═══ Material shown
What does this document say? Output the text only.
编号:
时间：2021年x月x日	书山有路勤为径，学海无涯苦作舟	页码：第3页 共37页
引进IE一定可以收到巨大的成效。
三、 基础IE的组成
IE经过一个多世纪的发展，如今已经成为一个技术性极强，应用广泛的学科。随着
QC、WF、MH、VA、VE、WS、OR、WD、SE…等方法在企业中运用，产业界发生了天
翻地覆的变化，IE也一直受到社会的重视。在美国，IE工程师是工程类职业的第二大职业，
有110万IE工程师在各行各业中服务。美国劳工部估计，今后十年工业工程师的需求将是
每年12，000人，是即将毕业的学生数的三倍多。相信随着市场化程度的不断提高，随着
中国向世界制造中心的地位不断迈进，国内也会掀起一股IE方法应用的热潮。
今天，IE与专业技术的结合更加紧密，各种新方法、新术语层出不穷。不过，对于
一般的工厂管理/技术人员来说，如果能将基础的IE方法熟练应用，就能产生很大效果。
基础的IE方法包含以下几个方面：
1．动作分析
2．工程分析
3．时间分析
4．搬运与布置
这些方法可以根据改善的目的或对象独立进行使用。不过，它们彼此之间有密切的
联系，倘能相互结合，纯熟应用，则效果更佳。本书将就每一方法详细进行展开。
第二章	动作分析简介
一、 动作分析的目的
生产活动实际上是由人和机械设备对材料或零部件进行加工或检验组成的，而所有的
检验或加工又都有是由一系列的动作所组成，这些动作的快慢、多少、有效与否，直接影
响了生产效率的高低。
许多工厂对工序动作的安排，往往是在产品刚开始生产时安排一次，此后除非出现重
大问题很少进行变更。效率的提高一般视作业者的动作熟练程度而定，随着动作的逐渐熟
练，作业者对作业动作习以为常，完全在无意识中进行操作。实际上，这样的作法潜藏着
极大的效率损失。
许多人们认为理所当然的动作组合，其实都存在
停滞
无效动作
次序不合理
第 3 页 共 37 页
══════
• **Short problem**
Transcribe every entry exactly, omitting nothing.

• **Expected answer**
What does this document say? Output the text only.
编号:
时间：2021年x月x日	书山有路勤为径，学海无涯苦作舟	页码：第3页 共37页
引进IE一定可以收到巨大的成效。
三、 基础IE的组成
IE经过一个多世纪的发展，如今已经成为一个技术性极强，应用广泛的学科。随着
QC、WF、MH、VA、VE、WS、OR、WD、SE…等方法在企业中运用，产业界发生了天
翻地覆的变化，IE也一直受到社会的重视。在美国，IE工程师是工程类职业的第二大职业，
有110万IE工程师在各行各业中服务。美国劳工部估计，今后十年工业工程师的需求将是
每年12，000人，是即将毕业的学生数的三倍多。相信随着市场化程度的不断提高，随着
中国向世界制造中心的地位不断迈进，国内也会掀起一股IE方法应用的热潮。
今天，IE与专业技术的结合更加紧密，各种新方法、新术语层出不穷。不过，对于
一般的工厂管理/技术人员来说，如果能将基础的IE方法熟练应用，就能产生很大效果。
基础的IE方法包含以下几个方面：
1．动作分析
2．工程分析
3．时间分析
4．搬运与布置
这些方法可以根据改善的目的或对象独立进行使用。不过，它们彼此之间有密切的
联系，倘能相互结合，纯熟应用，则效果更佳。本书将就每一方法详细进行展开。
第二章	动作分析简介
一、 动作分析的目的
生产活动实际上是由人和机械设备对材料或零部件进行加工或检验组成的，而所有的
检验或加工又都有是由一系列的动作所组成，这些动作的快慢、多少、有效与否，直接影
响了生产效率的高低。
许多工厂对工序动作的安排，往往是在产品刚开始生产时安排一次，此后除非出现重
大问题很少进行变更。效率的提高一般视作业者的动作熟练程度而定，随着动作的逐渐熟
练，作业者对作业动作习以为常，完全在无意识中进行操作。实际上，这样的作法潜藏着
极大的效率损失。
许多人们认为理所当然的动作组合，其实都存在
停滞
无效动作
次序不合理
第 3 页 共 37 页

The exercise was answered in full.